- TASK TO COMPLETE -
Within the records that follow, find every line containing the string "وحشت". Copy those lines.

-- Begin ENTRIES SUPPLIED --

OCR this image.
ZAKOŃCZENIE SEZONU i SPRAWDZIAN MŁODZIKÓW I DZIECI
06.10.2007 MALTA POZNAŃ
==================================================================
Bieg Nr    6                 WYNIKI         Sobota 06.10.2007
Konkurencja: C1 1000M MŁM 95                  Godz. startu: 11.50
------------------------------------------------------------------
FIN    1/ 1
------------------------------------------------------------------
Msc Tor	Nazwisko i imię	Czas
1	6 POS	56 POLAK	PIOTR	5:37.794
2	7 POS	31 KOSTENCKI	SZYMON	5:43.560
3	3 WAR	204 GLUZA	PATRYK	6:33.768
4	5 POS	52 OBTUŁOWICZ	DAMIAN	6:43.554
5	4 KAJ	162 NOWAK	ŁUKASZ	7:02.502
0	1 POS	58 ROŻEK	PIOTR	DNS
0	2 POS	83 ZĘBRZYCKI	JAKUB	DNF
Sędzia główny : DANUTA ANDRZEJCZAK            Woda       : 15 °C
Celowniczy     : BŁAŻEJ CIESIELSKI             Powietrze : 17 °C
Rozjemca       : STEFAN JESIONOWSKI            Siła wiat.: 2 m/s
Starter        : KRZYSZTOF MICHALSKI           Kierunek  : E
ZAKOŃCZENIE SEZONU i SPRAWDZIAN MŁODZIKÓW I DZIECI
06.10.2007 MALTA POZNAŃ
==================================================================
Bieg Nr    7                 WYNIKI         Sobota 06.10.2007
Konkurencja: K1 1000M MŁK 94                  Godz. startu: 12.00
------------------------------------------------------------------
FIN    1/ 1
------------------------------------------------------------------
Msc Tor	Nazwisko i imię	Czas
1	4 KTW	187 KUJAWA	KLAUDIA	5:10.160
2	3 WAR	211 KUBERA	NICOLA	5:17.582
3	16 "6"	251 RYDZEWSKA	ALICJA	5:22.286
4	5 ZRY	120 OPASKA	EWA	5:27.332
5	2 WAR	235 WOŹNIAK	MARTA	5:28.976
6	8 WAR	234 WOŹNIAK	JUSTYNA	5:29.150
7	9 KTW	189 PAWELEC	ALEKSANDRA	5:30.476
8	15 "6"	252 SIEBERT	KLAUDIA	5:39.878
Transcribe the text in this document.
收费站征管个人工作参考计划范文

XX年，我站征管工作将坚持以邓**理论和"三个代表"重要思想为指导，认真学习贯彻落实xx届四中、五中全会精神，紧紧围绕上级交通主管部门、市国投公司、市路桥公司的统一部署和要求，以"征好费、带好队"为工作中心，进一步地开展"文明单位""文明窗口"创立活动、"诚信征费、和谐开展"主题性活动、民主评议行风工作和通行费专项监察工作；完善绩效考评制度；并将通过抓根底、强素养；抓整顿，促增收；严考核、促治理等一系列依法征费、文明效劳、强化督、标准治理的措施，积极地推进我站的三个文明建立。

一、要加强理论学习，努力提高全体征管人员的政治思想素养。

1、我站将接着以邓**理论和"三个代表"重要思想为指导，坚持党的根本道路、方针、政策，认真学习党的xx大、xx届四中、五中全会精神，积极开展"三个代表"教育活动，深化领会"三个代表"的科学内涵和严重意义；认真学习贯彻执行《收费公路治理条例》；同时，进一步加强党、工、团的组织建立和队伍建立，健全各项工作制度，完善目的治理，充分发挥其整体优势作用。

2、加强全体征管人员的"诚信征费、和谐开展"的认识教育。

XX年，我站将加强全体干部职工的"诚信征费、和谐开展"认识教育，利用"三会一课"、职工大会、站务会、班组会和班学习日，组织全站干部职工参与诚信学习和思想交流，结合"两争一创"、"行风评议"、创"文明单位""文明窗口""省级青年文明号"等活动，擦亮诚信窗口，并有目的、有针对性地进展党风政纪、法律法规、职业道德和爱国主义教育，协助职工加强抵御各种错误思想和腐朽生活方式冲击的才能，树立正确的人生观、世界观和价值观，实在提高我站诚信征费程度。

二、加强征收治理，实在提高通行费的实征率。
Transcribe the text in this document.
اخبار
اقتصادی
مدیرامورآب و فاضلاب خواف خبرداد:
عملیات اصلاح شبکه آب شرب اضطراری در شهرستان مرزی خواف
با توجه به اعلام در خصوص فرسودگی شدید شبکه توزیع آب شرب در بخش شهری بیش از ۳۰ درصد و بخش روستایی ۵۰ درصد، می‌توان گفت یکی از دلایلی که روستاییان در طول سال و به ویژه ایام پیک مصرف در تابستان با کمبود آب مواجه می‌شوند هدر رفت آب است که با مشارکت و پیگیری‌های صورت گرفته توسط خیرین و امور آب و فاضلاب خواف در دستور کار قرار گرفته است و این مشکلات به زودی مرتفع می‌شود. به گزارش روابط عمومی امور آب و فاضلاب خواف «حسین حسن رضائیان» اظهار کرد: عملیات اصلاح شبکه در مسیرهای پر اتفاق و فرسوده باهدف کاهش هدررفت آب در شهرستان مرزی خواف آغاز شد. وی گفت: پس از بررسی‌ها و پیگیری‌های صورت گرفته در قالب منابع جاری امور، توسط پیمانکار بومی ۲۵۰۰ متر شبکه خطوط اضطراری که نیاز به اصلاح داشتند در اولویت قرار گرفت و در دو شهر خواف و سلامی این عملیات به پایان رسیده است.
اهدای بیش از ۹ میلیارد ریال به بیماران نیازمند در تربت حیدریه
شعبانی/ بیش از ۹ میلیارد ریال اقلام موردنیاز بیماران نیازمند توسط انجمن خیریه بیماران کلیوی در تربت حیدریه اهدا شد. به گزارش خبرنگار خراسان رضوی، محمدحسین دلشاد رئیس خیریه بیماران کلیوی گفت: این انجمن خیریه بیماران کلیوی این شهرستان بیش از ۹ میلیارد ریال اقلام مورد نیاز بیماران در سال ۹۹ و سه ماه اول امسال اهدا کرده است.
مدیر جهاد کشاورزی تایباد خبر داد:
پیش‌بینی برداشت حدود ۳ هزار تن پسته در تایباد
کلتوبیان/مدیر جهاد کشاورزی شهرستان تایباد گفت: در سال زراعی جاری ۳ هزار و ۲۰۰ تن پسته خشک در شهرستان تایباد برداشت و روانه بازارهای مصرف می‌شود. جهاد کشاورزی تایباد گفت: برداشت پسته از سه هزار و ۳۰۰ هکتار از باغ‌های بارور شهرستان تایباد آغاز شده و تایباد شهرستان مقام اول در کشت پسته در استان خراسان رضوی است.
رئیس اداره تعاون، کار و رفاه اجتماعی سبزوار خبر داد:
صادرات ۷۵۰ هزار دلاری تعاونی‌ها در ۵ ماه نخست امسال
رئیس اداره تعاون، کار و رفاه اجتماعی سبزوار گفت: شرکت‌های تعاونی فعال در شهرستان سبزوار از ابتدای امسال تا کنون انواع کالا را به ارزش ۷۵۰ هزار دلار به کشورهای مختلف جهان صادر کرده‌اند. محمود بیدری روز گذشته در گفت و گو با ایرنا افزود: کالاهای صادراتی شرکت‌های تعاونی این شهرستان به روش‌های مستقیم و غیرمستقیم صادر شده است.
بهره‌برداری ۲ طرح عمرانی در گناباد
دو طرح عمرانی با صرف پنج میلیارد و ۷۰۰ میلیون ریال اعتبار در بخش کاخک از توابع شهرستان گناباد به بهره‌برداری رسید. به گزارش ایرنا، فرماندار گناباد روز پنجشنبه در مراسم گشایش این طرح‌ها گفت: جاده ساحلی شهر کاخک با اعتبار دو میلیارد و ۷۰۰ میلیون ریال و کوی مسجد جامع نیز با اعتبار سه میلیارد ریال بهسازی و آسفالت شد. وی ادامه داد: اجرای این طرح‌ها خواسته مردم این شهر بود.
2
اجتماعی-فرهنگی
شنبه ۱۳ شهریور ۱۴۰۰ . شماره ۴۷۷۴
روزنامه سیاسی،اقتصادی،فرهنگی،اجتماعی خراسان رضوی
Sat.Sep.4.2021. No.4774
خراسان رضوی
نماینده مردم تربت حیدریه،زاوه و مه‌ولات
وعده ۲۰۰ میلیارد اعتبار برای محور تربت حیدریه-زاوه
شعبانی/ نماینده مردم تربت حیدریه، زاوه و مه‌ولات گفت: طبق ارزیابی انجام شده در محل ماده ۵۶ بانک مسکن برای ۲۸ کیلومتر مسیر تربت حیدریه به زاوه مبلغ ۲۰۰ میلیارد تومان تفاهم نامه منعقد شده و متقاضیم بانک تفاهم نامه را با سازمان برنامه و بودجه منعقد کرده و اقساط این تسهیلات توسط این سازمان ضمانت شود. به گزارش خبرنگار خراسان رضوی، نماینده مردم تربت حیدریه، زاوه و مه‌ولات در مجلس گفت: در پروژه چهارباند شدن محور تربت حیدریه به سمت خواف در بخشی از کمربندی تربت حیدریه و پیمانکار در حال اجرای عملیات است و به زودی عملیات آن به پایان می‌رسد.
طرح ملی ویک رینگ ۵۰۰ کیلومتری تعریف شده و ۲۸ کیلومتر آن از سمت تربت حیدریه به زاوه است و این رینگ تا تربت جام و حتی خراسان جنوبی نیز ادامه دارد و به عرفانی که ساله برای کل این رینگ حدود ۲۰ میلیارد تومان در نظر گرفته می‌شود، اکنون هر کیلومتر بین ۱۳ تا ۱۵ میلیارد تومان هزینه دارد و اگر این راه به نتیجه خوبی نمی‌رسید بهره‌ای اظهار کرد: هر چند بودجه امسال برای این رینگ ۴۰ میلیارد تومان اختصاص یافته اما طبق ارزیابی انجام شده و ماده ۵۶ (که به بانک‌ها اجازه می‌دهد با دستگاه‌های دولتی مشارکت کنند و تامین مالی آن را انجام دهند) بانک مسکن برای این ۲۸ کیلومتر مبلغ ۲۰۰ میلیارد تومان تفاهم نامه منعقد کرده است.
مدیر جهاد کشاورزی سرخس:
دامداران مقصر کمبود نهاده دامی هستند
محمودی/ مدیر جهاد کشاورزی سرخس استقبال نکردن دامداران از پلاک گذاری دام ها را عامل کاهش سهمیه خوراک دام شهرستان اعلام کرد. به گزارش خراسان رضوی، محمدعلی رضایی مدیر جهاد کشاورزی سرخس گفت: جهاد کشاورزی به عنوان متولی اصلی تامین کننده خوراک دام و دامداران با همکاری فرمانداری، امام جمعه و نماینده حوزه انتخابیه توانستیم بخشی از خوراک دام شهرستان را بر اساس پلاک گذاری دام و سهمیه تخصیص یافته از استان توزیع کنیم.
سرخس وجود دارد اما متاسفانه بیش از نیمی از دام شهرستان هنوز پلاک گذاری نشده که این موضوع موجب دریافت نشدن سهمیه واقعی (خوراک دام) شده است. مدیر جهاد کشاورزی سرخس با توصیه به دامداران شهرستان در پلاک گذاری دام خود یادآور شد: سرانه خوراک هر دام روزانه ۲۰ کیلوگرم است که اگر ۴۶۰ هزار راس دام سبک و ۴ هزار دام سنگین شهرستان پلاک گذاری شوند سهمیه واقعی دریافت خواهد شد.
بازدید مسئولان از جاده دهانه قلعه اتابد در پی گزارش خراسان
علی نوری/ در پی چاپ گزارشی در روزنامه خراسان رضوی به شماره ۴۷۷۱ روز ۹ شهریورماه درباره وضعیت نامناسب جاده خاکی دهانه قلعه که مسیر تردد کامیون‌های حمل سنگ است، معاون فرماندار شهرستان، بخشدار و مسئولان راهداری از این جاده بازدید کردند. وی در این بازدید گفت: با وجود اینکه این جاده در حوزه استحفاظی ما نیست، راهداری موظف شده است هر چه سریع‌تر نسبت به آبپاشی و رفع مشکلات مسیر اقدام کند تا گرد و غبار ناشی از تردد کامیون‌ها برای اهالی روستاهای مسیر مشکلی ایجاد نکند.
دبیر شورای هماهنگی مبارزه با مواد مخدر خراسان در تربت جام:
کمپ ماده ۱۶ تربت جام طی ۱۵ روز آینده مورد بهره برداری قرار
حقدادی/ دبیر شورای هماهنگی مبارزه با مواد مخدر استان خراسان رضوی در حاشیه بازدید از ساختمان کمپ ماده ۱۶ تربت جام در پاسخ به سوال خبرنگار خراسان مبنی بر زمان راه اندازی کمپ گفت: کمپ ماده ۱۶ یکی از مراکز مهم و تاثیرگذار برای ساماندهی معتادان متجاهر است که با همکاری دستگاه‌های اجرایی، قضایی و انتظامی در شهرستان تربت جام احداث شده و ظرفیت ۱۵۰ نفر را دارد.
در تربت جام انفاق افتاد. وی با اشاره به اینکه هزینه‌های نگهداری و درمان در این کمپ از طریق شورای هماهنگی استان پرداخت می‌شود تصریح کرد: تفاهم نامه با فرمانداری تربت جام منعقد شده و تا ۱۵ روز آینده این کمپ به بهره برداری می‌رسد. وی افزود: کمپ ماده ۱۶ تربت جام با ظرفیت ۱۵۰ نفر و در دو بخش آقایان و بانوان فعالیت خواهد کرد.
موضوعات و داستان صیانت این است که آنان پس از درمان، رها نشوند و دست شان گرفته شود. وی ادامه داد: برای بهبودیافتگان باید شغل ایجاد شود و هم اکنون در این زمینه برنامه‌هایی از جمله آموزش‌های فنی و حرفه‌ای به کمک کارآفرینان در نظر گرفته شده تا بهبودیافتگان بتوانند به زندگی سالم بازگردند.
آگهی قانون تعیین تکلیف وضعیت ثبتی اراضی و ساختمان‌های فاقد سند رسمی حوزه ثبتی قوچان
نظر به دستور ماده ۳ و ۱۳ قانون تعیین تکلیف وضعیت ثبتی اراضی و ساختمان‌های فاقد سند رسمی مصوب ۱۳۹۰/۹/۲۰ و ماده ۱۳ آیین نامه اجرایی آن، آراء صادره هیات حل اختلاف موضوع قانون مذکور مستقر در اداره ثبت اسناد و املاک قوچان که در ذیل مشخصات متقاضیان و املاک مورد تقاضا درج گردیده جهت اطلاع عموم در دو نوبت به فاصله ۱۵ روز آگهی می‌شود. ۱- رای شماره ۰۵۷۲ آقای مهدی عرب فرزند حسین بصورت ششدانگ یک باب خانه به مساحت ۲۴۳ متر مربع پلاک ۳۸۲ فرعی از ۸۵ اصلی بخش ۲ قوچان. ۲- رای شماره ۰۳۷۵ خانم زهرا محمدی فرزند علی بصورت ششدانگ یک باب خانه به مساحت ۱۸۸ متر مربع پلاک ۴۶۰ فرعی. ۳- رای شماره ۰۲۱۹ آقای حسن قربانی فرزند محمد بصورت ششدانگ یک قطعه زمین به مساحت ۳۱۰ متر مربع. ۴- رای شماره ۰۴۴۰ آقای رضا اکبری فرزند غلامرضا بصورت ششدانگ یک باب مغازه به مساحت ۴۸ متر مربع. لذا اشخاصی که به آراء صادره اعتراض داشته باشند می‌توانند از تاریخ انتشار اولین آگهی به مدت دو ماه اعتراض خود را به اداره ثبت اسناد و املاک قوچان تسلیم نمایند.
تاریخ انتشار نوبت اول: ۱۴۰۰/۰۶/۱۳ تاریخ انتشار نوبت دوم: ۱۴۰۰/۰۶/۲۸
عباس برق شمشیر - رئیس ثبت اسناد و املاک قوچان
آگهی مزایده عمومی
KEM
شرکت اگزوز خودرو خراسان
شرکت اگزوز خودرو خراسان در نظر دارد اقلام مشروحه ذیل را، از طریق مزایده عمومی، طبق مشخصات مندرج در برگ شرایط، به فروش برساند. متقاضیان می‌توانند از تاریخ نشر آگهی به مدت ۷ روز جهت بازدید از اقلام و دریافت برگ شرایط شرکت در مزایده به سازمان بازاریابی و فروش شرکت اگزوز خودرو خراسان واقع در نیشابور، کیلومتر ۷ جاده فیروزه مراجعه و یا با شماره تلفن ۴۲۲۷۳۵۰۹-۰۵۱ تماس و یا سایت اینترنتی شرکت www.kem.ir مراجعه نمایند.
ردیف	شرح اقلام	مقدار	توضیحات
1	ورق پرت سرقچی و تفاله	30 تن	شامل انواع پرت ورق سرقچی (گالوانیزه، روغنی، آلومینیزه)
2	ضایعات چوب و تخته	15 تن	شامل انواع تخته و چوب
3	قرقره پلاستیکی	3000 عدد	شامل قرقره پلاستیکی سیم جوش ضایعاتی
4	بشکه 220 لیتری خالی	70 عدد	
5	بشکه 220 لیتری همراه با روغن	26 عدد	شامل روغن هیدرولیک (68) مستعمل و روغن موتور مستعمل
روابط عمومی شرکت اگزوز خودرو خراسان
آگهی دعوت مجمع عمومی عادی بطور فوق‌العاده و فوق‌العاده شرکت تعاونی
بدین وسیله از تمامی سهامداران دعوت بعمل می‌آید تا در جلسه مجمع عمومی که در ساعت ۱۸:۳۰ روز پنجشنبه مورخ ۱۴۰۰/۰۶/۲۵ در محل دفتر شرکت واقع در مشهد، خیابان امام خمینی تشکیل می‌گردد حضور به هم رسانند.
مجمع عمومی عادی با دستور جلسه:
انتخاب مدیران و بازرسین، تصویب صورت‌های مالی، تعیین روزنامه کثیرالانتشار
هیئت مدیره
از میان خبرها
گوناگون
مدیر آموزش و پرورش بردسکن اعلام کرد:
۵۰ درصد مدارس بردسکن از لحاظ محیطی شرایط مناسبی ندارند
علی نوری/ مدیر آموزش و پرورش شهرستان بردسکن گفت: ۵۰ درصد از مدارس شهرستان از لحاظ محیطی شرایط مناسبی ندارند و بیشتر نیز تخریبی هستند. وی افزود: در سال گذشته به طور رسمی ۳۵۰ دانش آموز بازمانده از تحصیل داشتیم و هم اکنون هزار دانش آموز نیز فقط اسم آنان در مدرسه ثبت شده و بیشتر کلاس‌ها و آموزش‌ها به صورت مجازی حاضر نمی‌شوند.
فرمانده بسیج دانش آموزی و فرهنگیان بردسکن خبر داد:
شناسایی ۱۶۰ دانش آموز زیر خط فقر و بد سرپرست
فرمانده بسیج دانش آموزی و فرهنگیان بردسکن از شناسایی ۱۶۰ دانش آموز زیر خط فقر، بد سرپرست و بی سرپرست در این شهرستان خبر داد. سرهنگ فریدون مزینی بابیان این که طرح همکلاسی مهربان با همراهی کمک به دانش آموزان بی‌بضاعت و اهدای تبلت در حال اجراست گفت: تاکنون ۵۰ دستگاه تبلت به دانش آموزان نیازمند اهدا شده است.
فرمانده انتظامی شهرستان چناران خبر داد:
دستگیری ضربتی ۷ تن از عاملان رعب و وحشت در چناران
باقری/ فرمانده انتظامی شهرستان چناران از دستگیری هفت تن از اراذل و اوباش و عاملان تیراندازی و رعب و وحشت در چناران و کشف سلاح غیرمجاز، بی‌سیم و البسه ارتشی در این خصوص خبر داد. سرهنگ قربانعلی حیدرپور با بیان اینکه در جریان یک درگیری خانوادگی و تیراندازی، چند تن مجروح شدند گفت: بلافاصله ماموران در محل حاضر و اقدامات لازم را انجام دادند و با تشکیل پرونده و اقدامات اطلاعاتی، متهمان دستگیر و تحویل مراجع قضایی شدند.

-- End ENTRIES SUPPLIED --

- ANSWER TO THE EXERCISE -
دستگیری ضربتی ۷ تن از عاملان رعب و وحشت در چناران
باقری/ فرمانده انتظامی شهرستان چناران از دستگیری هفت تن از اراذل و اوباش و عاملان تیراندازی و رعب و وحشت در چناران و کشف سلاح غیرمجاز، بی‌سیم و البسه ارتشی در این خصوص خبر داد. سرهنگ قربانعلی حیدرپور با بیان اینکه در جریان یک درگیری خانوادگی و تیراندازی، چند تن مجروح شدند گفت: بلافاصله ماموران در محل حاضر و اقدامات لازم را انجام دادند و با تشکیل پرونده و اقدامات اطلاعاتی، متهمان دستگیر و تحویل مراجع قضایی شدند.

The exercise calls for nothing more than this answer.